→ GIVEN REQUEST
Every line of the material that follows must be printed again exactly.

Start of DATASET ROWS

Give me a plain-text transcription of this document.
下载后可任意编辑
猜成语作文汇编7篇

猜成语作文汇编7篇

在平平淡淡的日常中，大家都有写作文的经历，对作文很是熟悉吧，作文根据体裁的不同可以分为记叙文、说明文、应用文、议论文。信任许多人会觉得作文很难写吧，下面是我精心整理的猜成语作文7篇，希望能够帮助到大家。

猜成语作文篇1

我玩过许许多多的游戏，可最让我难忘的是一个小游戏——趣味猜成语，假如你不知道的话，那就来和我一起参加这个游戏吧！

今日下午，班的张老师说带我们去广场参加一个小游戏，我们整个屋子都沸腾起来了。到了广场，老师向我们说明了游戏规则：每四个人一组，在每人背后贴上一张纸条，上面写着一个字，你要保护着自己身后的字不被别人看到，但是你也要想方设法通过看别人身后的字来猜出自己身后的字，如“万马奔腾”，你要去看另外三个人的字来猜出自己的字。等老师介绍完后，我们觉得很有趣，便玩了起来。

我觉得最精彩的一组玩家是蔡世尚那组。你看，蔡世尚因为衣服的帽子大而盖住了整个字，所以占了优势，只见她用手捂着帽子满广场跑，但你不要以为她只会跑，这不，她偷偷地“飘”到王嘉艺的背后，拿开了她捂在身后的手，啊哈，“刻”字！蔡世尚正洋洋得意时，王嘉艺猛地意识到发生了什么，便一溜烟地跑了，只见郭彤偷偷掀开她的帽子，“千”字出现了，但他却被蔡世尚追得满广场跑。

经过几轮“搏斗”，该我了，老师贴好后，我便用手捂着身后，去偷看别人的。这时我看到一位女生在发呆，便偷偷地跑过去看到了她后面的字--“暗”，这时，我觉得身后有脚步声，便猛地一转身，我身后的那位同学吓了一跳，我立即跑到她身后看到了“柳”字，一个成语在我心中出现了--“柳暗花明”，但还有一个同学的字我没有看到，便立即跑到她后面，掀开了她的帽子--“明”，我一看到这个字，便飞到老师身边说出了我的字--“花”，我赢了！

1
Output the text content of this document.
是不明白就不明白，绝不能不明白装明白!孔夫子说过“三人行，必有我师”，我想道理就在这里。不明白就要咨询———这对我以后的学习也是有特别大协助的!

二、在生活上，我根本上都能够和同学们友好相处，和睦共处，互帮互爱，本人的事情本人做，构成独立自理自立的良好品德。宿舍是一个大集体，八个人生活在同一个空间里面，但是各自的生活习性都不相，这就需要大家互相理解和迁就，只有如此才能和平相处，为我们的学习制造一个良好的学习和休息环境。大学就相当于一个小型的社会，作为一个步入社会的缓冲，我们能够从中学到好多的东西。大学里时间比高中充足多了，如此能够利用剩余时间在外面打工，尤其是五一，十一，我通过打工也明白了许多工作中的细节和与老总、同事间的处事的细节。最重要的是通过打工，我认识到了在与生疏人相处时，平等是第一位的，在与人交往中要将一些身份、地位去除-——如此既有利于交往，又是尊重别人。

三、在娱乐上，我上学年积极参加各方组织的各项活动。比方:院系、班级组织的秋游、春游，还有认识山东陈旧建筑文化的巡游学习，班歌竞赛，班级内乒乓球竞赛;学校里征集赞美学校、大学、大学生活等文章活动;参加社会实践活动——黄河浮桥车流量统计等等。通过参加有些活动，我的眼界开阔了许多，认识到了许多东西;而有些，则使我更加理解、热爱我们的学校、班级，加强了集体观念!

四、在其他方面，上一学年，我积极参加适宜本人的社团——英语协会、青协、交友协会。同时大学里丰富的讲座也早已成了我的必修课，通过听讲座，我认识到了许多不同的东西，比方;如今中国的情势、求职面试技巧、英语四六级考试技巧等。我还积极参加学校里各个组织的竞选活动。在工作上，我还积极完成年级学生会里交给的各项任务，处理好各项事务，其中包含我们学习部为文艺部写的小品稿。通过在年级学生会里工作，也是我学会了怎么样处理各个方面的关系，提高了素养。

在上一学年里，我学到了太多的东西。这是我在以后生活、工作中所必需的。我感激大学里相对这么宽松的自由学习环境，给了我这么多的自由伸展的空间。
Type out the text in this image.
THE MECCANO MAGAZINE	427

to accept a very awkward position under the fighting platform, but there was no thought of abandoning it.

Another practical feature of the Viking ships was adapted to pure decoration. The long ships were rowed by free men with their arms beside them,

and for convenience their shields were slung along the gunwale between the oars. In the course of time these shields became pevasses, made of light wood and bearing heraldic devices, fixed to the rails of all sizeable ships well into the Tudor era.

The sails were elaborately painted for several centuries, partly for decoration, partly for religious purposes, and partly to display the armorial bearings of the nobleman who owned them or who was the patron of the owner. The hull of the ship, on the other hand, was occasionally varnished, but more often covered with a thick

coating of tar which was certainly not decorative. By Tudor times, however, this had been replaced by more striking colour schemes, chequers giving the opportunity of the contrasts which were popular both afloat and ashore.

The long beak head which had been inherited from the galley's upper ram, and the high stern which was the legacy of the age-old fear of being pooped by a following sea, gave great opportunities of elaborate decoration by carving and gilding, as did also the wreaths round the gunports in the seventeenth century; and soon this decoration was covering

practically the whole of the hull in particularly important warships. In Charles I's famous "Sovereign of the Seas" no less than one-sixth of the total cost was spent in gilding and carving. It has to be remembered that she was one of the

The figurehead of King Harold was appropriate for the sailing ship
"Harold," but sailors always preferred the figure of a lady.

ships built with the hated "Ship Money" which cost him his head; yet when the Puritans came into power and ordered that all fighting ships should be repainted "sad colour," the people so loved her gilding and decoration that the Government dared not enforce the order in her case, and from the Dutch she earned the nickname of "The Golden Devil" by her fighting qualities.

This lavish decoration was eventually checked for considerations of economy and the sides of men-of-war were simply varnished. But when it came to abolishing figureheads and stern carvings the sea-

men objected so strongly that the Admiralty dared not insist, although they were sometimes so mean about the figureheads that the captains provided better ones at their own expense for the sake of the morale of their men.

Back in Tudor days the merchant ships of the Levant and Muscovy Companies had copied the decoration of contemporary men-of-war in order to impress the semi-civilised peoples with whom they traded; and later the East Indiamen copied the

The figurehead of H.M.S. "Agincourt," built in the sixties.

End of DATASET ROWS

→ RESULT OF THE TASK
Give me a plain-text transcription of this document.
下载后可任意编辑
猜成语作文汇编7篇

猜成语作文汇编7篇

在平平淡淡的日常中，大家都有写作文的经历，对作文很是熟悉吧，作文根据体裁的不同可以分为记叙文、说明文、应用文、议论文。信任许多人会觉得作文很难写吧，下面是我精心整理的猜成语作文7篇，希望能够帮助到大家。

猜成语作文篇1

我玩过许许多多的游戏，可最让我难忘的是一个小游戏——趣味猜成语，假如你不知道的话，那就来和我一起参加这个游戏吧！

今日下午，班的张老师说带我们去广场参加一个小游戏，我们整个屋子都沸腾起来了。到了广场，老师向我们说明了游戏规则：每四个人一组，在每人背后贴上一张纸条，上面写着一个字，你要保护着自己身后的字不被别人看到，但是你也要想方设法通过看别人身后的字来猜出自己身后的字，如“万马奔腾”，你要去看另外三个人的字来猜出自己的字。等老师介绍完后，我们觉得很有趣，便玩了起来。

我觉得最精彩的一组玩家是蔡世尚那组。你看，蔡世尚因为衣服的帽子大而盖住了整个字，所以占了优势，只见她用手捂着帽子满广场跑，但你不要以为她只会跑，这不，她偷偷地“飘”到王嘉艺的背后，拿开了她捂在身后的手，啊哈，“刻”字！蔡世尚正洋洋得意时，王嘉艺猛地意识到发生了什么，便一溜烟地跑了，只见郭彤偷偷掀开她的帽子，“千”字出现了，但他却被蔡世尚追得满广场跑。

经过几轮“搏斗”，该我了，老师贴好后，我便用手捂着身后，去偷看别人的。这时我看到一位女生在发呆，便偷偷地跑过去看到了她后面的字--“暗”，这时，我觉得身后有脚步声，便猛地一转身，我身后的那位同学吓了一跳，我立即跑到她身后看到了“柳”字，一个成语在我心中出现了--“柳暗花明”，但还有一个同学的字我没有看到，便立即跑到她后面，掀开了她的帽子--“明”，我一看到这个字，便飞到老师身边说出了我的字--“花”，我赢了！

1
Output the text content of this document.
是不明白就不明白，绝不能不明白装明白!孔夫子说过“三人行，必有我师”，我想道理就在这里。不明白就要咨询———这对我以后的学习也是有特别大协助的!

二、在生活上，我根本上都能够和同学们友好相处，和睦共处，互帮互爱，本人的事情本人做，构成独立自理自立的良好品德。宿舍是一个大集体，八个人生活在同一个空间里面，但是各自的生活习性都不相，这就需要大家互相理解和迁就，只有如此才能和平相处，为我们的学习制造一个良好的学习和休息环境。大学就相当于一个小型的社会，作为一个步入社会的缓冲，我们能够从中学到好多的东西。大学里时间比高中充足多了，如此能够利用剩余时间在外面打工，尤其是五一，十一，我通过打工也明白了许多工作中的细节和与老总、同事间的处事的细节。最重要的是通过打工，我认识到了在与生疏人相处时，平等是第一位的，在与人交往中要将一些身份、地位去除-——如此既有利于交往，又是尊重别人。

三、在娱乐上，我上学年积极参加各方组织的各项活动。比方:院系、班级组织的秋游、春游，还有认识山东陈旧建筑文化的巡游学习，班歌竞赛，班级内乒乓球竞赛;学校里征集赞美学校、大学、大学生活等文章活动;参加社会实践活动——黄河浮桥车流量统计等等。通过参加有些活动，我的眼界开阔了许多，认识到了许多东西;而有些，则使我更加理解、热爱我们的学校、班级，加强了集体观念!

四、在其他方面，上一学年，我积极参加适宜本人的社团——英语协会、青协、交友协会。同时大学里丰富的讲座也早已成了我的必修课，通过听讲座，我认识到了许多不同的东西，比方;如今中国的情势、求职面试技巧、英语四六级考试技巧等。我还积极参加学校里各个组织的竞选活动。在工作上，我还积极完成年级学生会里交给的各项任务，处理好各项事务，其中包含我们学习部为文艺部写的小品稿。通过在年级学生会里工作，也是我学会了怎么样处理各个方面的关系，提高了素养。

在上一学年里，我学到了太多的东西。这是我在以后生活、工作中所必需的。我感激大学里相对这么宽松的自由学习环境，给了我这么多的自由伸展的空间。
Type out the text in this image.
THE MECCANO MAGAZINE	427

to accept a very awkward position under the fighting platform, but there was no thought of abandoning it.

Another practical feature of the Viking ships was adapted to pure decoration. The long ships were rowed by free men with their arms beside them,

and for convenience their shields were slung along the gunwale between the oars. In the course of time these shields became pevasses, made of light wood and bearing heraldic devices, fixed to the rails of all sizeable ships well into the Tudor era.

The sails were elaborately painted for several centuries, partly for decoration, partly for religious purposes, and partly to display the armorial bearings of the nobleman who owned them or who was the patron of the owner. The hull of the ship, on the other hand, was occasionally varnished, but more often covered with a thick

coating of tar which was certainly not decorative. By Tudor times, however, this had been replaced by more striking colour schemes, chequers giving the opportunity of the contrasts which were popular both afloat and ashore.

The long beak head which had been inherited from the galley's upper ram, and the high stern which was the legacy of the age-old fear of being pooped by a following sea, gave great opportunities of elaborate decoration by carving and gilding, as did also the wreaths round the gunports in the seventeenth century; and soon this decoration was covering

practically the whole of the hull in particularly important warships. In Charles I's famous "Sovereign of the Seas" no less than one-sixth of the total cost was spent in gilding and carving. It has to be remembered that she was one of the

The figurehead of King Harold was appropriate for the sailing ship
"Harold," but sailors always preferred the figure of a lady.

ships built with the hated "Ship Money" which cost him his head; yet when the Puritans came into power and ordered that all fighting ships should be repainted "sad colour," the people so loved her gilding and decoration that the Government dared not enforce the order in her case, and from the Dutch she earned the nickname of "The Golden Devil" by her fighting qualities.

This lavish decoration was eventually checked for considerations of economy and the sides of men-of-war were simply varnished. But when it came to abolishing figureheads and stern carvings the sea-

men objected so strongly that the Admiralty dared not insist, although they were sometimes so mean about the figureheads that the captains provided better ones at their own expense for the sake of the morale of their men.

Back in Tudor days the merchant ships of the Levant and Muscovy Companies had copied the decoration of contemporary men-of-war in order to impress the semi-civilised peoples with whom they traded; and later the East Indiamen copied the

The figurehead of H.M.S. "Agincourt," built in the sixties.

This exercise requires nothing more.